Required task:
Search the entries for the word "sind" and pull out each line that has it.
-------- Data for this exercise --------
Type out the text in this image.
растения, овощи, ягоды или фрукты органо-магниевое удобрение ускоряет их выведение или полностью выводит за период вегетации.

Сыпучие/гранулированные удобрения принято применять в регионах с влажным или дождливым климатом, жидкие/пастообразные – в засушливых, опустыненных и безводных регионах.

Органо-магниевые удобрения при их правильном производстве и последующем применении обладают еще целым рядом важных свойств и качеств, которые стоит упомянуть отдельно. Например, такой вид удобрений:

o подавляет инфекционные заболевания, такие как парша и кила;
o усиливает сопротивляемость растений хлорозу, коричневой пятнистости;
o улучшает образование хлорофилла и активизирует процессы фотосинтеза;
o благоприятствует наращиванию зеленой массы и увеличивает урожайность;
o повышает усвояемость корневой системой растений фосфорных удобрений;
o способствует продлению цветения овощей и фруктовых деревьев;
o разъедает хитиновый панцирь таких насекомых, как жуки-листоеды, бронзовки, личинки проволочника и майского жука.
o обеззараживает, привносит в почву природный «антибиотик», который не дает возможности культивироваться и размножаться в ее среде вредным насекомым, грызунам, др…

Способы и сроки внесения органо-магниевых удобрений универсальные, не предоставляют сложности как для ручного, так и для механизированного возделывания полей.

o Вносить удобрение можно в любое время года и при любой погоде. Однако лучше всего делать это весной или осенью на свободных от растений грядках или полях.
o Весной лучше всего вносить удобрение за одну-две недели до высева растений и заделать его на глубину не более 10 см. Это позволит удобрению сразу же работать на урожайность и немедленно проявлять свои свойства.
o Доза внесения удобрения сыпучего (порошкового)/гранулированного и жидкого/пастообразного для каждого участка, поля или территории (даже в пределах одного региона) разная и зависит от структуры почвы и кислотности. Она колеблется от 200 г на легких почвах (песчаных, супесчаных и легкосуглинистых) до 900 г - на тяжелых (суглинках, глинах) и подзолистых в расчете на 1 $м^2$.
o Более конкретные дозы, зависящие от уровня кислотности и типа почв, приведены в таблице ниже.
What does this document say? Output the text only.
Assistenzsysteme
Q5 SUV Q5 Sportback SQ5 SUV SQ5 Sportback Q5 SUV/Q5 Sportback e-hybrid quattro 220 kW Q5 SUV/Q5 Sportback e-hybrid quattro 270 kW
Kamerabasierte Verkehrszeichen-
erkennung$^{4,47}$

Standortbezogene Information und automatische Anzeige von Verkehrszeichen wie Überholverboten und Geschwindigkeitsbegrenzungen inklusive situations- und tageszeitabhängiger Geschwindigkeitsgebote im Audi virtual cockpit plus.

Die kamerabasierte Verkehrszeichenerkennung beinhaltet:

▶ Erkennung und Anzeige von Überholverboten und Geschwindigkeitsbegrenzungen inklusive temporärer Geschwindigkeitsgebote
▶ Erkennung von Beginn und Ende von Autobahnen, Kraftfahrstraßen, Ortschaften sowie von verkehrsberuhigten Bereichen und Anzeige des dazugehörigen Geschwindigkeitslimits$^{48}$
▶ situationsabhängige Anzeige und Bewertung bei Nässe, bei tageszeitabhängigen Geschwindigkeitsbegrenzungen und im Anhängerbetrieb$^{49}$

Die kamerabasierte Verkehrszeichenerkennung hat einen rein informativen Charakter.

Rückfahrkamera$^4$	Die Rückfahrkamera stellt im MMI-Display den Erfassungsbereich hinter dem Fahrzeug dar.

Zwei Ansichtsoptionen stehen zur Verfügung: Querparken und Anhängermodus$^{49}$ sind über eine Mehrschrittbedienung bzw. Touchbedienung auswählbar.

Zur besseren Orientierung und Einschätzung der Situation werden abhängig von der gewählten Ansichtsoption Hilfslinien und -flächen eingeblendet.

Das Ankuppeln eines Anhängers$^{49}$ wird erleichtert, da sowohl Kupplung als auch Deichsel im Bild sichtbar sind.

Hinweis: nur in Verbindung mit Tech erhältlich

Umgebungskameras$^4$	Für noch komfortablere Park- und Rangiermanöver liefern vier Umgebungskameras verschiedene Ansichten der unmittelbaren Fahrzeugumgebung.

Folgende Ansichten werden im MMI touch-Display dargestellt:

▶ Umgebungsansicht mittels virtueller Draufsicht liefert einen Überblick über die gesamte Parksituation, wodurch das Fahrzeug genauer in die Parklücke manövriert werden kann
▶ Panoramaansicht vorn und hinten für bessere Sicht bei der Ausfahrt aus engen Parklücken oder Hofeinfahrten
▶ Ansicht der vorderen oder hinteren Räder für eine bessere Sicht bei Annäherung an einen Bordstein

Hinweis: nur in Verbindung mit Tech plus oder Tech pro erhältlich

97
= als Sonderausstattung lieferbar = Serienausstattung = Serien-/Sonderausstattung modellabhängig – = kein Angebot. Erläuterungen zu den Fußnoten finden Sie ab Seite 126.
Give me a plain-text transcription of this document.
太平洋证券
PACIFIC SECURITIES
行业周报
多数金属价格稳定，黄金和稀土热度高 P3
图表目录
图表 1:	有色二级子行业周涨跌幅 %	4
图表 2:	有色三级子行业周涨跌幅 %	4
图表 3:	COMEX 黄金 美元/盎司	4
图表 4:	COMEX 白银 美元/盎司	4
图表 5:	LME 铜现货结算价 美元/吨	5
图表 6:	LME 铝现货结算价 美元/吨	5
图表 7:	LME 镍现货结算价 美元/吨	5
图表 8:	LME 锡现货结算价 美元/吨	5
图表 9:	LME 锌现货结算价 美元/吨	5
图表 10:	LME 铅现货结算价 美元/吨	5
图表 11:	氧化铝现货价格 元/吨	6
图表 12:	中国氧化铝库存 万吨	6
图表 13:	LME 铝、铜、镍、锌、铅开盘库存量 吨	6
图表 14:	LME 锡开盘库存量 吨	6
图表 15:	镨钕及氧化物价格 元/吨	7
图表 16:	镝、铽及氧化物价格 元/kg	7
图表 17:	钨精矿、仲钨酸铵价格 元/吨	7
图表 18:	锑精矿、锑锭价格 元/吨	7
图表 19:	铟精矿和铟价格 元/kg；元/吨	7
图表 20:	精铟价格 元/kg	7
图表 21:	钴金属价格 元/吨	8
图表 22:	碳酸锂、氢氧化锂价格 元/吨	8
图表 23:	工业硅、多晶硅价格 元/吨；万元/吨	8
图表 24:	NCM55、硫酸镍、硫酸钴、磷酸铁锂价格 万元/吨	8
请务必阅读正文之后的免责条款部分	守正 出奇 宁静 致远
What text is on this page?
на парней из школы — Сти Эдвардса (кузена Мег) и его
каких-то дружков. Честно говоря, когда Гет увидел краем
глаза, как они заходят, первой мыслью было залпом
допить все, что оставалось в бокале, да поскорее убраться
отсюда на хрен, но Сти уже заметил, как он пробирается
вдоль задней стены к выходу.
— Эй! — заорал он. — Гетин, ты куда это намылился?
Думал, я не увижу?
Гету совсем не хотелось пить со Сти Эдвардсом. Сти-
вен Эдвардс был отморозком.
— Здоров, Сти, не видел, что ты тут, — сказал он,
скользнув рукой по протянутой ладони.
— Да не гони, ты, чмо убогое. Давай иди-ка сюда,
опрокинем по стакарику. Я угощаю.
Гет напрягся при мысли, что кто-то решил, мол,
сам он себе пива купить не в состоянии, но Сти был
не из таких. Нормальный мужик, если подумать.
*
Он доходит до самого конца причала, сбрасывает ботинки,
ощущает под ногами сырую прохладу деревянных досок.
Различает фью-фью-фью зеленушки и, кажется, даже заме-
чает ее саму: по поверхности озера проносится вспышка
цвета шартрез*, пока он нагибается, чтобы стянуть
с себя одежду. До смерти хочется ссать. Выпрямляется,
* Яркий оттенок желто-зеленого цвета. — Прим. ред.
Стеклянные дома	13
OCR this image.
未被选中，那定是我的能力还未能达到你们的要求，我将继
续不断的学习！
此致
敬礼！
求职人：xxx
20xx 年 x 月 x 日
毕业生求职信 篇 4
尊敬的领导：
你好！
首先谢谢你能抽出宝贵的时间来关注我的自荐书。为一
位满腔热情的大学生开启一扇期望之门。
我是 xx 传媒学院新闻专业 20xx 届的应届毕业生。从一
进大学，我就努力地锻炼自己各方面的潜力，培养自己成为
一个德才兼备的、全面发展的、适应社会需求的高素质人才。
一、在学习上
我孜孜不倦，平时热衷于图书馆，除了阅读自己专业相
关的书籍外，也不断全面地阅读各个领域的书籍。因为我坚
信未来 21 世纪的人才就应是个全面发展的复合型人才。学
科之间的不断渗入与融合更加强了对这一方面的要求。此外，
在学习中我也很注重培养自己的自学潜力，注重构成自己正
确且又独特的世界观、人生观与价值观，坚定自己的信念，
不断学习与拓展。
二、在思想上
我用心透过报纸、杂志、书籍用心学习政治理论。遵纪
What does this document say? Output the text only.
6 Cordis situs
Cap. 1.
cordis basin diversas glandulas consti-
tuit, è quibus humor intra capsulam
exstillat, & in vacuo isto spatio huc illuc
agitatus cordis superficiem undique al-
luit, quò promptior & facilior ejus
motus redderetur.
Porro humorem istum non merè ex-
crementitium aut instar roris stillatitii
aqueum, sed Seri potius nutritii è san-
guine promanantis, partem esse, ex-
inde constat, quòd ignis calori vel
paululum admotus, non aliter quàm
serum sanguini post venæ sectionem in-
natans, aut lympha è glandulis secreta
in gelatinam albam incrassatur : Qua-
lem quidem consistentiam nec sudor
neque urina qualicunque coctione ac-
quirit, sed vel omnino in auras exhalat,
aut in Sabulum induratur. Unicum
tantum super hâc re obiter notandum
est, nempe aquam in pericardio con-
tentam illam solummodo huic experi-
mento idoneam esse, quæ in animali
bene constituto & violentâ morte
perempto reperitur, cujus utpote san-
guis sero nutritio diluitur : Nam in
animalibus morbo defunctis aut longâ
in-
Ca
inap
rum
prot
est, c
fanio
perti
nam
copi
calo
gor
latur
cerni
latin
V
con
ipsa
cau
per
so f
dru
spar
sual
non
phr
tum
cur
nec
--------
Finished exercise:
Zwei Ansichtsoptionen stehen zur Verfügung: Querparken und Anhängermodus$^{49}$ sind über eine Mehrschrittbedienung bzw. Touchbedienung auswählbar.
Das Ankuppeln eines Anhängers$^{49}$ wird erleichtert, da sowohl Kupplung als auch Deichsel im Bild sichtbar sind.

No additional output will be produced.